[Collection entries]
────────

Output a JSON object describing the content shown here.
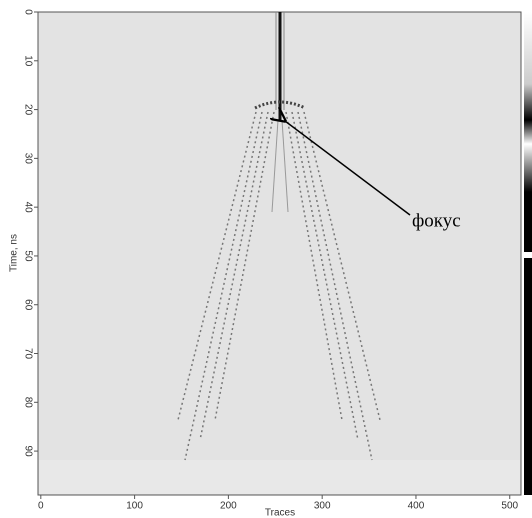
{
  "chart_data": {
    "type": "image",
    "x_label": "Traces",
    "y_label": "Time, ns",
    "xlim": [
      -3,
      512
    ],
    "xticks": [
      0,
      100,
      200,
      300,
      400,
      500
    ],
    "ylim": [
      0,
      99
    ],
    "yticks": [
      0,
      10,
      20,
      30,
      40,
      50,
      60,
      70,
      80,
      90
    ],
    "y_inverted": true,
    "annotation": "фокус"
  }
}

────────

GIVEN TASK
Write out the listing above again, exactly, but with no pictures in the copy.

RESPONSE
Output a JSON object describing the content shown here.
{
  "chart_data": {
    "type": "image",
    "x_label": "Traces",
    "y_label": "Time, ns",
    "xlim": [
      -3,
      512
    ],
    "xticks": [
      0,
      100,
      200,
      300,
      400,
      500
    ],
    "ylim": [
      0,
      99
    ],
    "yticks": [
      0,
      10,
      20,
      30,
      40,
      50,
      60,
      70,
      80,
      90
    ],
    "y_inverted": true,
    "annotation": "фокус"
  }
}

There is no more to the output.